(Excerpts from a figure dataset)
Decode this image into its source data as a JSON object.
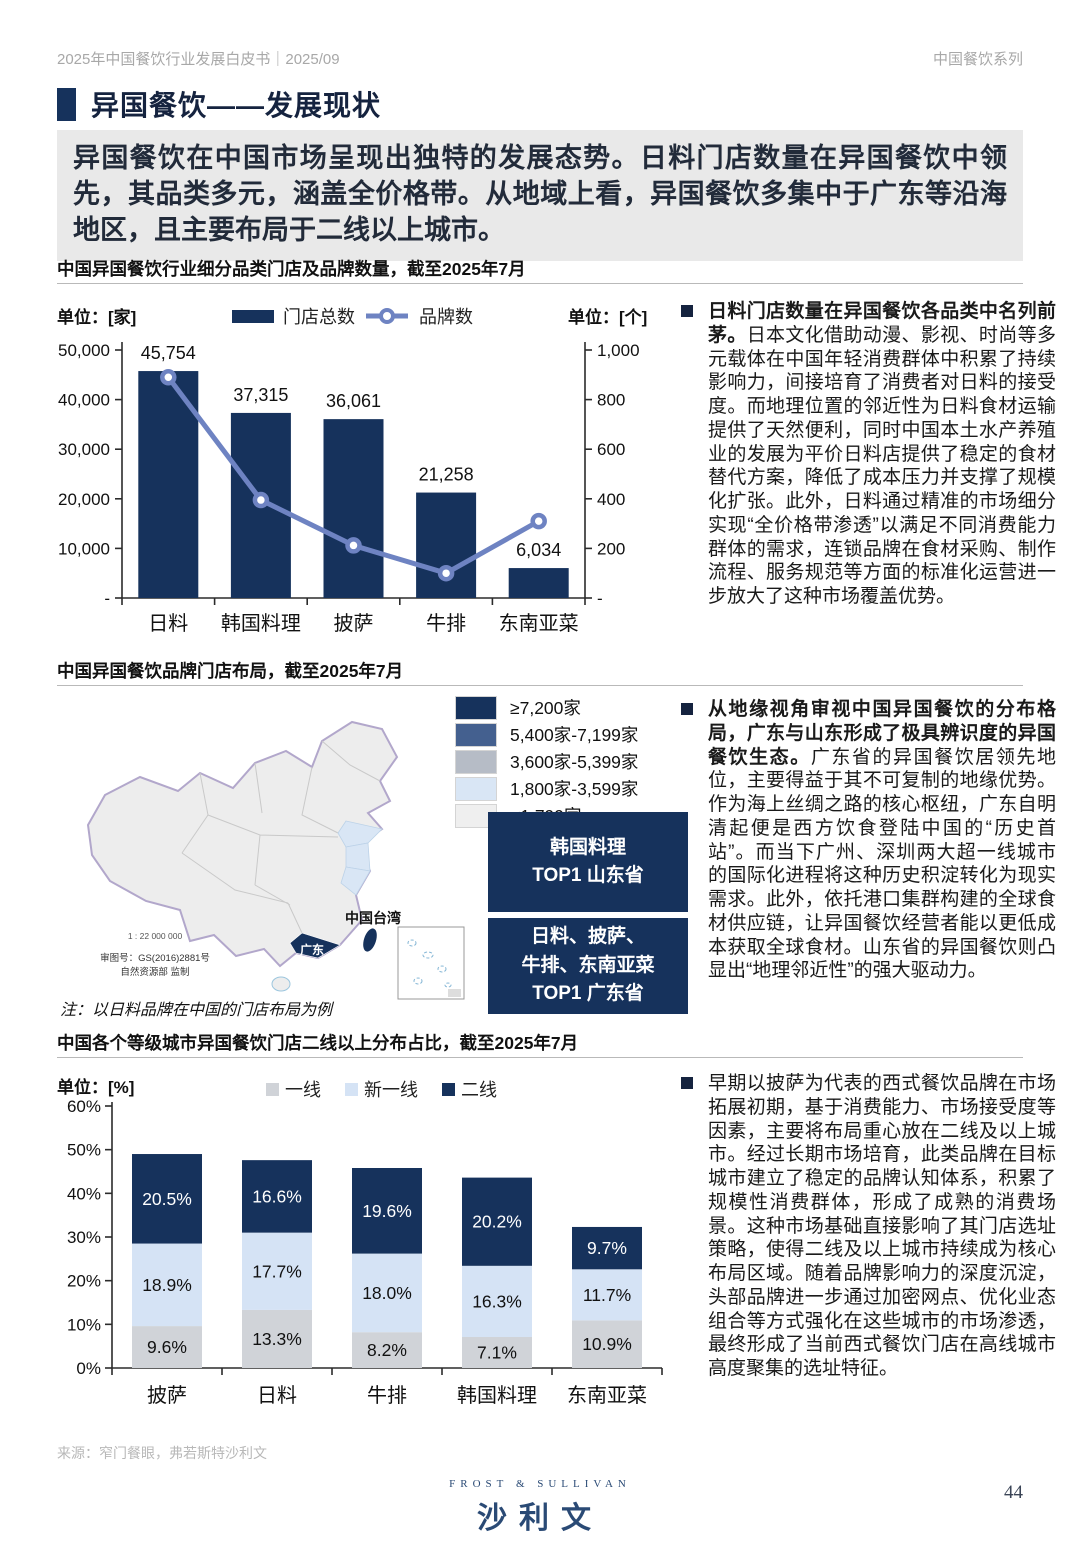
{
  "page": {
    "header_left": "2025年中国餐饮行业发展白皮书｜2025/09",
    "header_right": "中国餐饮系列",
    "title": "异国餐饮——发展现状",
    "intro": "异国餐饮在中国市场呈现出独特的发展态势。日料门店数量在异国餐饮中领先，其品类多元，涵盖全价格带。从地域上看，异国餐饮多集中于广东等沿海地区，且主要布局于二线以上城市。",
    "source": "来源：窄门餐眼，弗若斯特沙利文",
    "logo_top": "FROST & SULLIVAN",
    "logo_main": "沙利文",
    "page_number": "44"
  },
  "colors": {
    "navy": "#16325C",
    "lineblue": "#6E83C2",
    "medblue": "#44608F",
    "graysw": "#B6BCC6",
    "lightblue": "#D9E6F5",
    "stackgray": "#D0D3D8",
    "stacklightblue": "#D5E3F5",
    "verylightgray": "#EFEFEF"
  },
  "section1": {
    "title": "中国异国餐饮行业细分品类门店及品牌数量，截至2025年7月",
    "unit_left": "单位：[家]",
    "unit_right": "单位：[个]",
    "bullet_lead": "日料门店数量在异国餐饮各品类中名列前茅。",
    "bullet_body": "日本文化借助动漫、影视、时尚等多元载体在中国年轻消费群体中积累了持续影响力，间接培育了消费者对日料的接受度。而地理位置的邻近性为日料食材运输提供了天然便利，同时中国本土水产养殖业的发展为平价日料店提供了稳定的食材替代方案，降低了成本压力并支撑了规模化扩张。此外，日料通过精准的市场细分实现“全价格带渗透”以满足不同消费能力群体的需求，连锁品牌在食材采购、制作流程、服务规范等方面的标准化运营进一步放大了这种市场覆盖优势。"
  },
  "section2": {
    "title": "中国异国餐饮品牌门店布局，截至2025年7月",
    "legend_items": [
      {
        "label": "≥7,200家",
        "color": "#16325C"
      },
      {
        "label": "5,400家-7,199家",
        "color": "#44608F"
      },
      {
        "label": "3,600家-5,399家",
        "color": "#B6BCC6"
      },
      {
        "label": "1,800家-3,599家",
        "color": "#D9E6F5"
      },
      {
        "label": "<1,799家",
        "color": "#EFEFEF"
      }
    ],
    "box1_line1": "韩国料理",
    "box1_line2": "TOP1 山东省",
    "box2_line1": "日料、披萨、",
    "box2_line2": "牛排、东南亚菜",
    "box2_line3": "TOP1 广东省",
    "note": "注：以日料品牌在中国的门店布局为例",
    "map": {
      "taiwan_label": "中国台湾",
      "guangdong_label": "广东",
      "scale": "1 : 22 000 000",
      "approval_line1": "审图号：GS(2016)2881号",
      "approval_line2": "自然资源部 监制"
    },
    "bullet_lead": "从地缘视角审视中国异国餐饮的分布格局，广东与山东形成了极具辨识度的异国餐饮生态。",
    "bullet_body": "广东省的异国餐饮居领先地位，主要得益于其不可复制的地缘优势。作为海上丝绸之路的核心枢纽，广东自明清起便是西方饮食登陆中国的“历史首站”。而当下广州、深圳两大超一线城市的国际化进程将这种历史积淀转化为现实需求。此外，依托港口集群构建的全球食材供应链，让异国餐饮经营者能以更低成本获取全球食材。山东省的异国餐饮则凸显出“地理邻近性”的强大驱动力。"
  },
  "section3": {
    "title": "中国各个等级城市异国餐饮门店二线以上分布占比，截至2025年7月",
    "unit": "单位：[%]",
    "bullet_body": "早期以披萨为代表的西式餐饮品牌在市场拓展初期，基于消费能力、市场接受度等因素，主要将布局重心放在二线及以上城市。经过长期市场培育，此类品牌在目标城市建立了稳定的品牌认知体系，积累了规模性消费群体，形成了成熟的消费场景。这种市场基础直接影响了其门店选址策略，使得二线及以上城市持续成为核心布局区域。随着品牌影响力的深度沉淀，头部品牌进一步通过加密网点、优化业态组合等方式强化在这些城市的市场渗透，最终形成了当前西式餐饮门店在高线城市高度聚集的选址特征。"
  },
  "chart_data": [
    {
      "type": "bar",
      "title": "中国异国餐饮行业细分品类门店及品牌数量，截至2025年7月",
      "categories": [
        "日料",
        "韩国料理",
        "披萨",
        "牛排",
        "东南亚菜"
      ],
      "series": [
        {
          "name": "门店总数",
          "render": "bar",
          "axis": "left",
          "values": [
            45754,
            37315,
            36061,
            21258,
            6034
          ]
        },
        {
          "name": "品牌数",
          "render": "line",
          "axis": "right",
          "values": [
            890,
            395,
            212,
            100,
            310
          ]
        }
      ],
      "bar_labels": [
        "45,754",
        "37,315",
        "36,061",
        "21,258",
        "6,034"
      ],
      "left_axis": {
        "unit": "家",
        "min": 0,
        "max": 50000,
        "step": 10000,
        "tick_labels": [
          "-",
          "10,000",
          "20,000",
          "30,000",
          "40,000",
          "50,000"
        ]
      },
      "right_axis": {
        "unit": "个",
        "min": 0,
        "max": 1000,
        "step": 200,
        "tick_labels": [
          "-",
          "200",
          "400",
          "600",
          "800",
          "1,000"
        ]
      },
      "grid": false,
      "legend_position": "top"
    },
    {
      "type": "bar",
      "subtype": "stacked",
      "title": "中国各个等级城市异国餐饮门店二线以上分布占比，截至2025年7月",
      "categories": [
        "披萨",
        "日料",
        "牛排",
        "韩国料理",
        "东南亚菜"
      ],
      "series": [
        {
          "name": "一线",
          "values": [
            9.6,
            13.3,
            8.2,
            7.1,
            10.9
          ],
          "color_key": "stackgray"
        },
        {
          "name": "新一线",
          "values": [
            18.9,
            17.7,
            18.0,
            16.3,
            11.7
          ],
          "color_key": "stacklightblue"
        },
        {
          "name": "二线",
          "values": [
            20.5,
            16.6,
            19.6,
            20.2,
            9.7
          ],
          "color_key": "navy"
        }
      ],
      "unit": "%",
      "ylim": [
        0,
        60
      ],
      "ytick_step": 10,
      "ytick_labels": [
        "0%",
        "10%",
        "20%",
        "30%",
        "40%",
        "50%",
        "60%"
      ],
      "grid": false,
      "legend_position": "top"
    }
  ]
}
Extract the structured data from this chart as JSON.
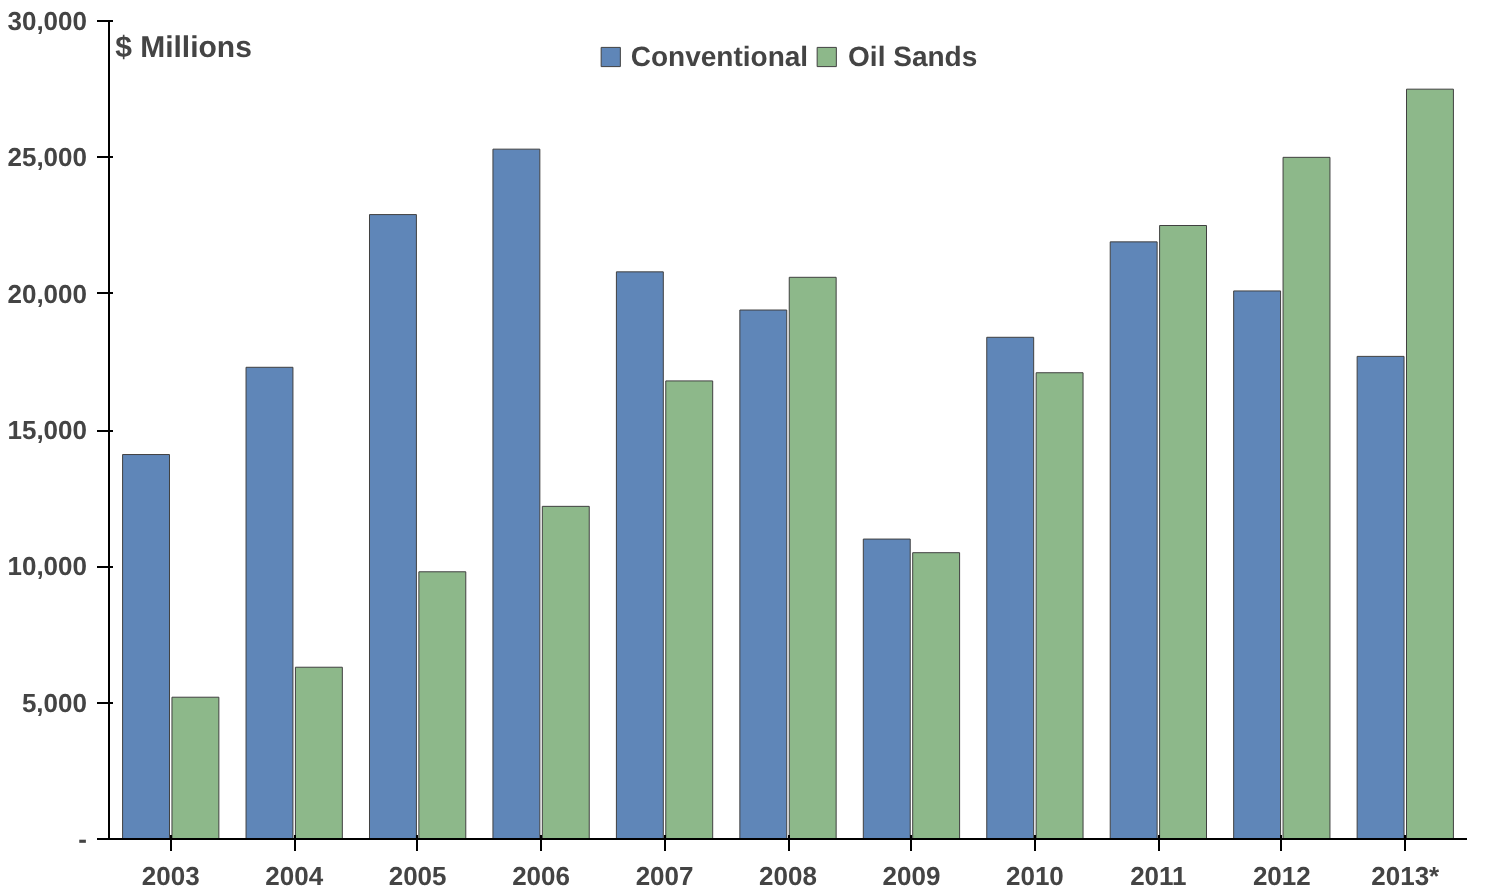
{
  "chart_data": {
    "type": "bar",
    "ylabel": "$ Millions",
    "categories": [
      "2003",
      "2004",
      "2005",
      "2006",
      "2007",
      "2008",
      "2009",
      "2010",
      "2011",
      "2012",
      "2013*"
    ],
    "series": [
      {
        "name": "Conventional",
        "color": "#5f86b8",
        "values": [
          14100,
          17300,
          22900,
          25300,
          20800,
          19400,
          11000,
          18400,
          21900,
          20100,
          17700
        ]
      },
      {
        "name": "Oil Sands",
        "color": "#8db88a",
        "values": [
          5200,
          6300,
          9800,
          12200,
          16800,
          20600,
          10500,
          17100,
          22500,
          25000,
          27500
        ]
      }
    ],
    "ylim": [
      0,
      30000
    ],
    "yticks": [
      {
        "value": 0,
        "label": "-"
      },
      {
        "value": 5000,
        "label": "5,000"
      },
      {
        "value": 10000,
        "label": "10,000"
      },
      {
        "value": 15000,
        "label": "15,000"
      },
      {
        "value": 20000,
        "label": "20,000"
      },
      {
        "value": 25000,
        "label": "25,000"
      },
      {
        "value": 30000,
        "label": "30,000"
      }
    ],
    "grid": false,
    "legend": "top"
  }
}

§ What the task requires
Report the number of lines holding the string "title", without any other words.

§ Answer to this exercise
6